→ TO DO:
Every record should be written out exactly, with the pictures left out.

+ + +

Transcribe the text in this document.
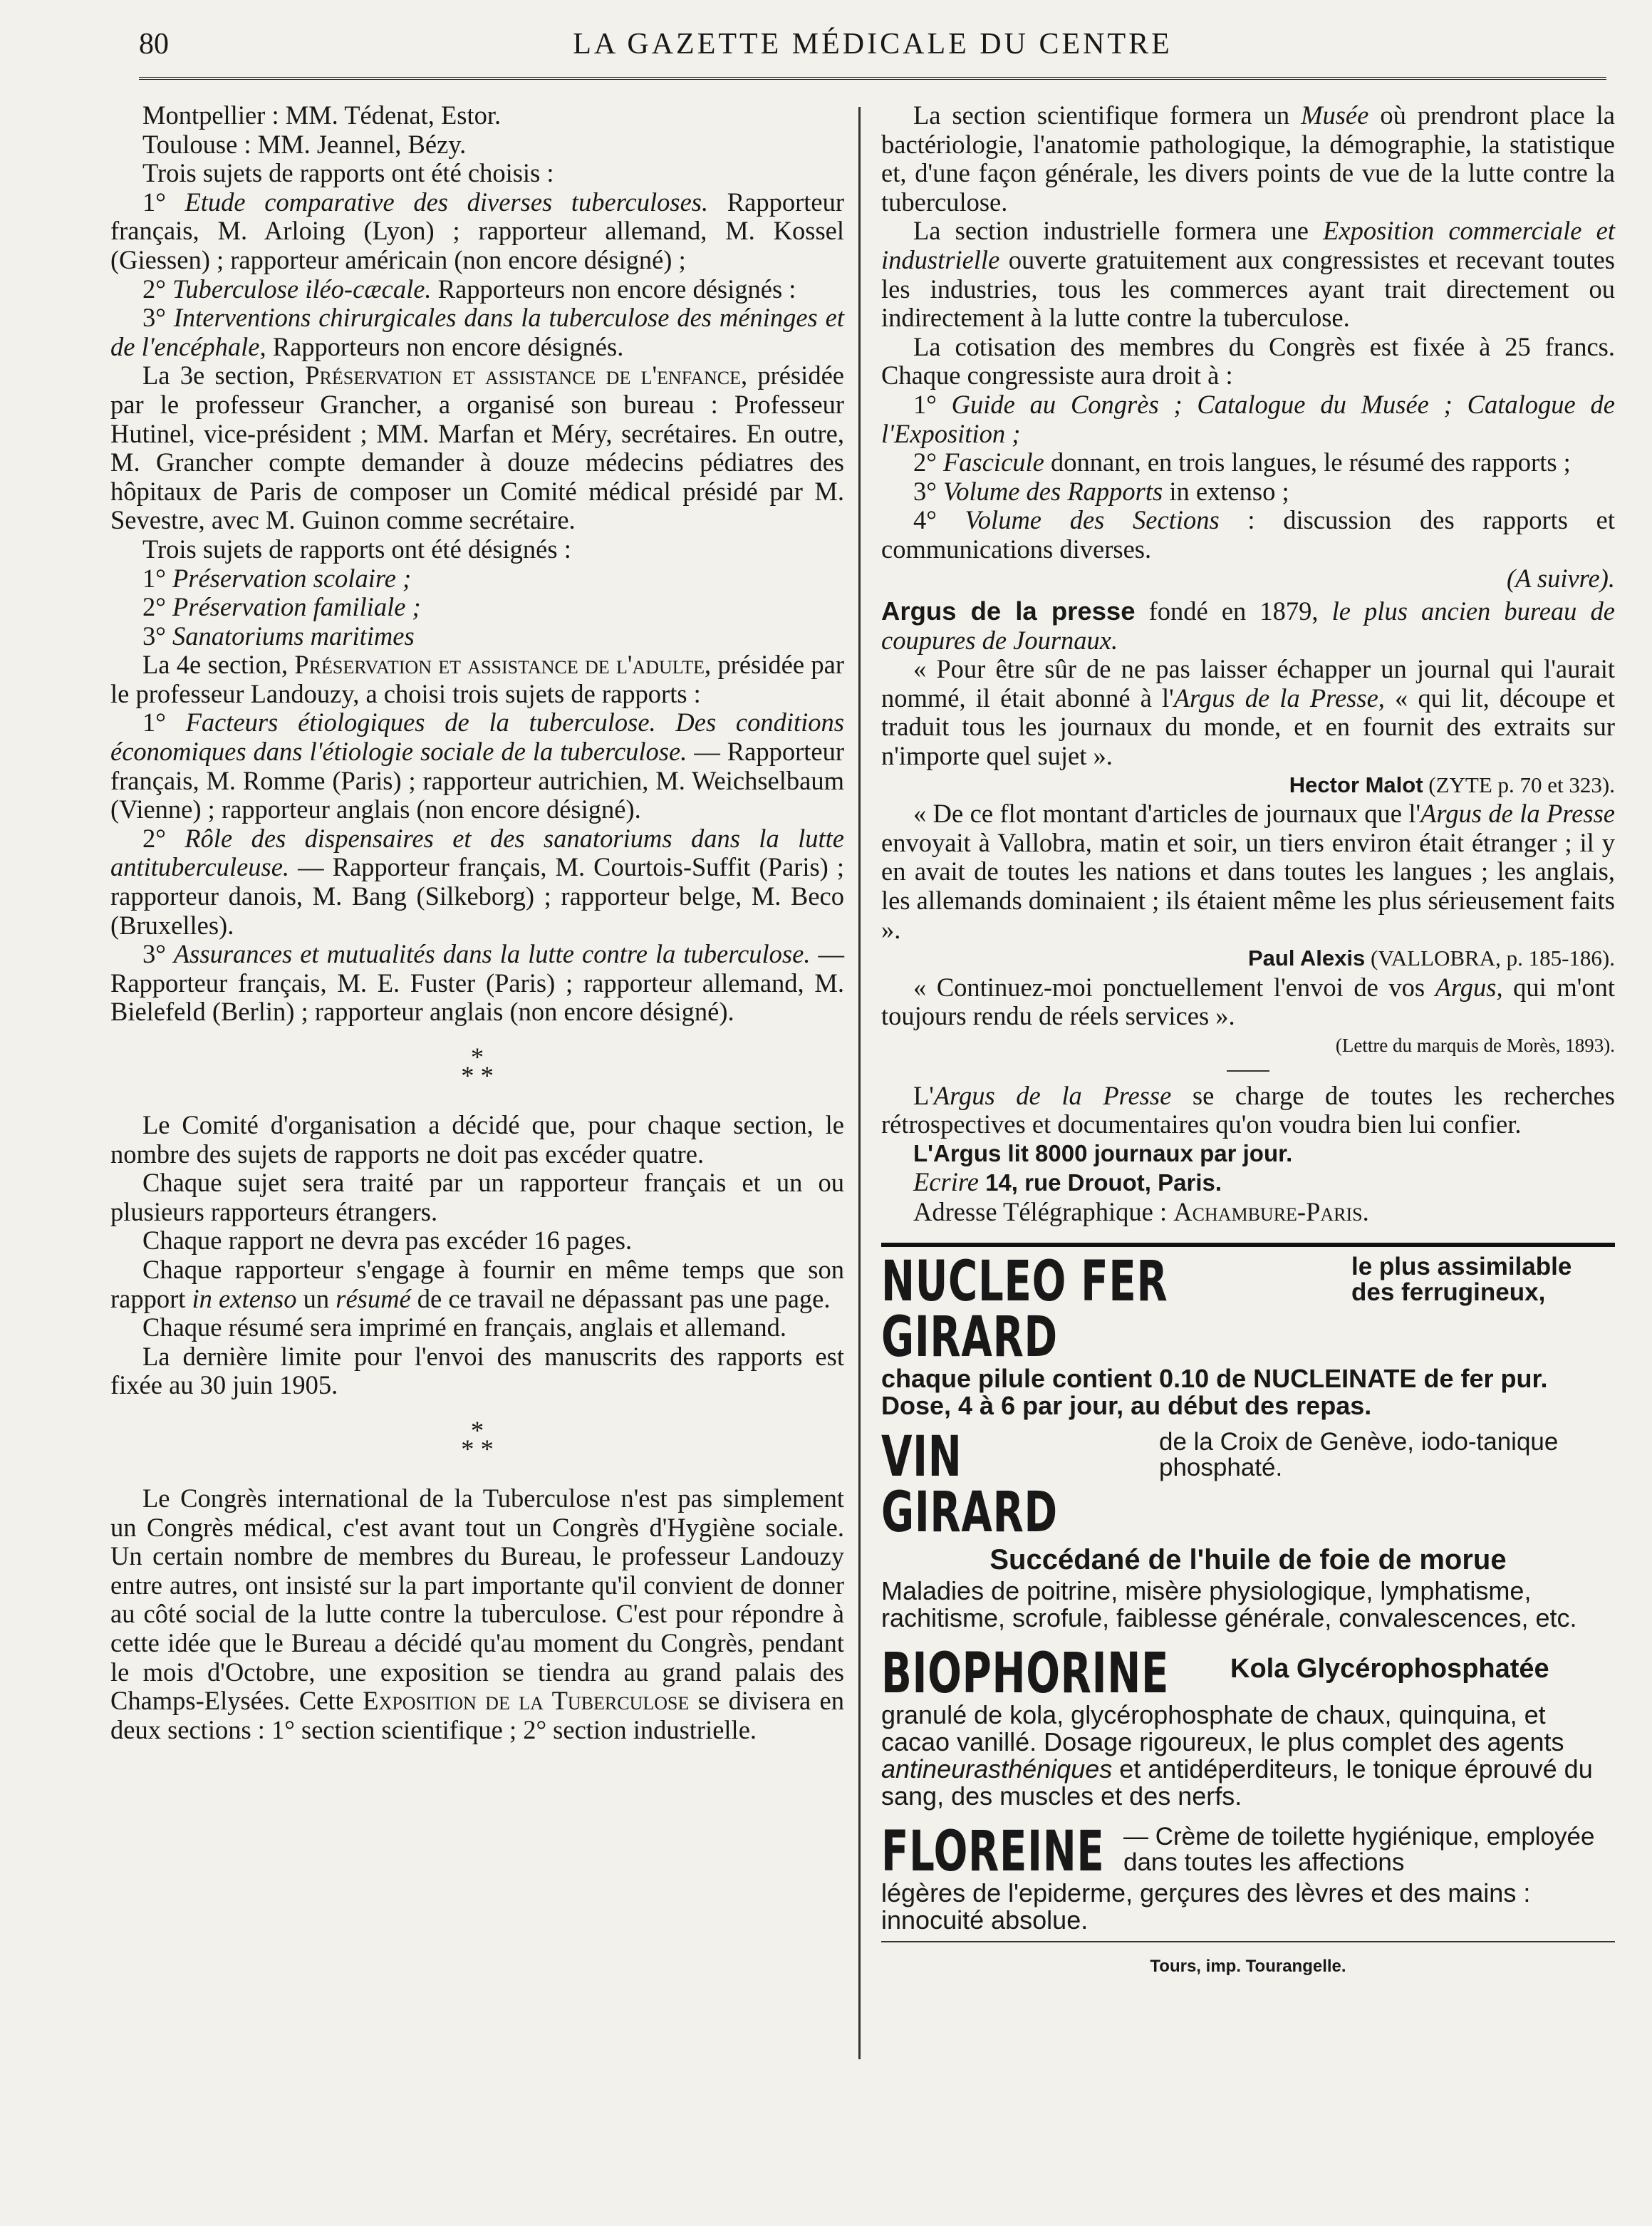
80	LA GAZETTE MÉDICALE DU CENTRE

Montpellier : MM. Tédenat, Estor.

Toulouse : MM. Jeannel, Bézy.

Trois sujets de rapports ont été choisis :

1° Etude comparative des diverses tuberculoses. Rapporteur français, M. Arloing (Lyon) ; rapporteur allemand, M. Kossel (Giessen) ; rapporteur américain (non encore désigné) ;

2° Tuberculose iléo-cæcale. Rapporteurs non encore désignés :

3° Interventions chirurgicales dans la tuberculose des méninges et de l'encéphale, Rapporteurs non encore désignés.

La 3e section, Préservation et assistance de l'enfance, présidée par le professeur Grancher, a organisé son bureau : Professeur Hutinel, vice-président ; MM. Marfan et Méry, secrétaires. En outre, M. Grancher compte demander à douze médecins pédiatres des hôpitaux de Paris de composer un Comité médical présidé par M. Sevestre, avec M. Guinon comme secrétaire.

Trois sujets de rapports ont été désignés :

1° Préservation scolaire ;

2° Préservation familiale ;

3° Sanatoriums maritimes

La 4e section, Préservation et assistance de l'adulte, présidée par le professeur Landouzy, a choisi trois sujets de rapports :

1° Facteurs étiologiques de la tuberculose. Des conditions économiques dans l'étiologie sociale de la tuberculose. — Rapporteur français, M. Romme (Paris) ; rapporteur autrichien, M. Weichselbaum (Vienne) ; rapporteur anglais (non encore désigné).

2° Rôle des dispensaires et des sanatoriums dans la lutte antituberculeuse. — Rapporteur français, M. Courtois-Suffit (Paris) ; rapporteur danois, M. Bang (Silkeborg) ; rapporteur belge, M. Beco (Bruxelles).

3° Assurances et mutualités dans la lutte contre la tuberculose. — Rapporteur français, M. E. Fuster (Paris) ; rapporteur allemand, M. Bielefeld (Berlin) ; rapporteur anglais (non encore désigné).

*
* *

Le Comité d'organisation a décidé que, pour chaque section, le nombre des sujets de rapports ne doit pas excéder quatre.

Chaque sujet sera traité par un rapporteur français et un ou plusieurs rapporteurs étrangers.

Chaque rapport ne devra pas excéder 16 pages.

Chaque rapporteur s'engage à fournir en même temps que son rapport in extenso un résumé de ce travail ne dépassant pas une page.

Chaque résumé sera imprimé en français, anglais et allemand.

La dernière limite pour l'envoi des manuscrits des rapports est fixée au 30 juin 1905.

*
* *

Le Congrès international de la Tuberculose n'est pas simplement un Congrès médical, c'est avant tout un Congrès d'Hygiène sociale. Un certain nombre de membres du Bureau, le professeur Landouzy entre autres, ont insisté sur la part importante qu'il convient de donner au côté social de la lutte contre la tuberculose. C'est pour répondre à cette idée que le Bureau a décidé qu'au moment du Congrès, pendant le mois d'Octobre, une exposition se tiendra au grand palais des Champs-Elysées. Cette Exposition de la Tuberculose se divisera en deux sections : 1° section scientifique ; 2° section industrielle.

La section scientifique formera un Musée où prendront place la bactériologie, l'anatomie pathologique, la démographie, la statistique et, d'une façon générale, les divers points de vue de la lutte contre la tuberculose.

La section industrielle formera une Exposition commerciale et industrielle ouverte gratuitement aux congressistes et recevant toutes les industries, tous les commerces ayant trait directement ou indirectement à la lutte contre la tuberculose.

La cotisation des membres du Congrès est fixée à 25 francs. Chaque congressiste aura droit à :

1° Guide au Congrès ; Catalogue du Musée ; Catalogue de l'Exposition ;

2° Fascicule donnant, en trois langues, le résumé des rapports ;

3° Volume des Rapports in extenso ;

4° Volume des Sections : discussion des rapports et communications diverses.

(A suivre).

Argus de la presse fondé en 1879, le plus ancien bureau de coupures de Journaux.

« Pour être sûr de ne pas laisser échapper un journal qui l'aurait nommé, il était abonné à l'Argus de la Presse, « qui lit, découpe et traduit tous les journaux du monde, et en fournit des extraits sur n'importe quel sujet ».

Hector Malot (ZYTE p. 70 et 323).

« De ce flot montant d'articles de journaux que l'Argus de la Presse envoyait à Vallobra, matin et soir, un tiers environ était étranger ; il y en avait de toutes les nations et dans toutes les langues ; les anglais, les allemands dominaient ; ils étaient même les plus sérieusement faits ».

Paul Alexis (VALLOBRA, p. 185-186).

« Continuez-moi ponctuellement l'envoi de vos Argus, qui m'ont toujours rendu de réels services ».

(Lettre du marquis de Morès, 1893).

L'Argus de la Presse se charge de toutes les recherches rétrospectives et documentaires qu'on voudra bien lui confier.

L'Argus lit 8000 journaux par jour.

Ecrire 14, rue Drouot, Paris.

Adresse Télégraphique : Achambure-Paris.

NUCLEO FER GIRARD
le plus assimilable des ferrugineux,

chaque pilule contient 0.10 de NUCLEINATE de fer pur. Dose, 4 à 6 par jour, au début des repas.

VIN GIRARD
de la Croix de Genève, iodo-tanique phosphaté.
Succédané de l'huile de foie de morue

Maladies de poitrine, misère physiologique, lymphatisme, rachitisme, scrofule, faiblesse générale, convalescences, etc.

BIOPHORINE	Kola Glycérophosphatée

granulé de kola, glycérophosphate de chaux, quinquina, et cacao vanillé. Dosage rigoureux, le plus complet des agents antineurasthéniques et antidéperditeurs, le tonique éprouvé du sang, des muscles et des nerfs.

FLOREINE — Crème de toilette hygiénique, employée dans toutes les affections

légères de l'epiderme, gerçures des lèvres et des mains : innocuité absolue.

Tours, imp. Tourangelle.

+ + +

→ RESPONSE BELOW:
Transcribe the text in this document.
80	LA GAZETTE MÉDICALE DU CENTRE

Montpellier : MM. Tédenat, Estor.

Toulouse : MM. Jeannel, Bézy.

Trois sujets de rapports ont été choisis :

1° Etude comparative des diverses tuberculoses. Rapporteur français, M. Arloing (Lyon) ; rapporteur allemand, M. Kossel (Giessen) ; rapporteur américain (non encore désigné) ;

2° Tuberculose iléo-cæcale. Rapporteurs non encore désignés :

3° Interventions chirurgicales dans la tuberculose des méninges et de l'encéphale, Rapporteurs non encore désignés.

La 3e section, Préservation et assistance de l'enfance, présidée par le professeur Grancher, a organisé son bureau : Professeur Hutinel, vice-président ; MM. Marfan et Méry, secrétaires. En outre, M. Grancher compte demander à douze médecins pédiatres des hôpitaux de Paris de composer un Comité médical présidé par M. Sevestre, avec M. Guinon comme secrétaire.

Trois sujets de rapports ont été désignés :

1° Préservation scolaire ;

2° Préservation familiale ;

3° Sanatoriums maritimes

La 4e section, Préservation et assistance de l'adulte, présidée par le professeur Landouzy, a choisi trois sujets de rapports :

1° Facteurs étiologiques de la tuberculose. Des conditions économiques dans l'étiologie sociale de la tuberculose. — Rapporteur français, M. Romme (Paris) ; rapporteur autrichien, M. Weichselbaum (Vienne) ; rapporteur anglais (non encore désigné).

2° Rôle des dispensaires et des sanatoriums dans la lutte antituberculeuse. — Rapporteur français, M. Courtois-Suffit (Paris) ; rapporteur danois, M. Bang (Silkeborg) ; rapporteur belge, M. Beco (Bruxelles).

3° Assurances et mutualités dans la lutte contre la tuberculose. — Rapporteur français, M. E. Fuster (Paris) ; rapporteur allemand, M. Bielefeld (Berlin) ; rapporteur anglais (non encore désigné).

*
* *

Le Comité d'organisation a décidé que, pour chaque section, le nombre des sujets de rapports ne doit pas excéder quatre.

Chaque sujet sera traité par un rapporteur français et un ou plusieurs rapporteurs étrangers.

Chaque rapport ne devra pas excéder 16 pages.

Chaque rapporteur s'engage à fournir en même temps que son rapport in extenso un résumé de ce travail ne dépassant pas une page.

Chaque résumé sera imprimé en français, anglais et allemand.

La dernière limite pour l'envoi des manuscrits des rapports est fixée au 30 juin 1905.

*
* *

Le Congrès international de la Tuberculose n'est pas simplement un Congrès médical, c'est avant tout un Congrès d'Hygiène sociale. Un certain nombre de membres du Bureau, le professeur Landouzy entre autres, ont insisté sur la part importante qu'il convient de donner au côté social de la lutte contre la tuberculose. C'est pour répondre à cette idée que le Bureau a décidé qu'au moment du Congrès, pendant le mois d'Octobre, une exposition se tiendra au grand palais des Champs-Elysées. Cette Exposition de la Tuberculose se divisera en deux sections : 1° section scientifique ; 2° section industrielle.

La section scientifique formera un Musée où prendront place la bactériologie, l'anatomie pathologique, la démographie, la statistique et, d'une façon générale, les divers points de vue de la lutte contre la tuberculose.

La section industrielle formera une Exposition commerciale et industrielle ouverte gratuitement aux congressistes et recevant toutes les industries, tous les commerces ayant trait directement ou indirectement à la lutte contre la tuberculose.

La cotisation des membres du Congrès est fixée à 25 francs. Chaque congressiste aura droit à :

1° Guide au Congrès ; Catalogue du Musée ; Catalogue de l'Exposition ;

2° Fascicule donnant, en trois langues, le résumé des rapports ;

3° Volume des Rapports in extenso ;

4° Volume des Sections : discussion des rapports et communications diverses.

(A suivre).

Argus de la presse fondé en 1879, le plus ancien bureau de coupures de Journaux.

« Pour être sûr de ne pas laisser échapper un journal qui l'aurait nommé, il était abonné à l'Argus de la Presse, « qui lit, découpe et traduit tous les journaux du monde, et en fournit des extraits sur n'importe quel sujet ».

Hector Malot (ZYTE p. 70 et 323).

« De ce flot montant d'articles de journaux que l'Argus de la Presse envoyait à Vallobra, matin et soir, un tiers environ était étranger ; il y en avait de toutes les nations et dans toutes les langues ; les anglais, les allemands dominaient ; ils étaient même les plus sérieusement faits ».

Paul Alexis (VALLOBRA, p. 185-186).

« Continuez-moi ponctuellement l'envoi de vos Argus, qui m'ont toujours rendu de réels services ».

(Lettre du marquis de Morès, 1893).

L'Argus de la Presse se charge de toutes les recherches rétrospectives et documentaires qu'on voudra bien lui confier.

L'Argus lit 8000 journaux par jour.

Ecrire 14, rue Drouot, Paris.

Adresse Télégraphique : Achambure-Paris.

NUCLEO FER GIRARD
le plus assimilable des ferrugineux,

chaque pilule contient 0.10 de NUCLEINATE de fer pur. Dose, 4 à 6 par jour, au début des repas.

VIN GIRARD
de la Croix de Genève, iodo-tanique phosphaté.
Succédané de l'huile de foie de morue

Maladies de poitrine, misère physiologique, lymphatisme, rachitisme, scrofule, faiblesse générale, convalescences, etc.

BIOPHORINE	Kola Glycérophosphatée

granulé de kola, glycérophosphate de chaux, quinquina, et cacao vanillé. Dosage rigoureux, le plus complet des agents antineurasthéniques et antidéperditeurs, le tonique éprouvé du sang, des muscles et des nerfs.

FLOREINE — Crème de toilette hygiénique, employée dans toutes les affections

légères de l'epiderme, gerçures des lèvres et des mains : innocuité absolue.

Tours, imp. Tourangelle.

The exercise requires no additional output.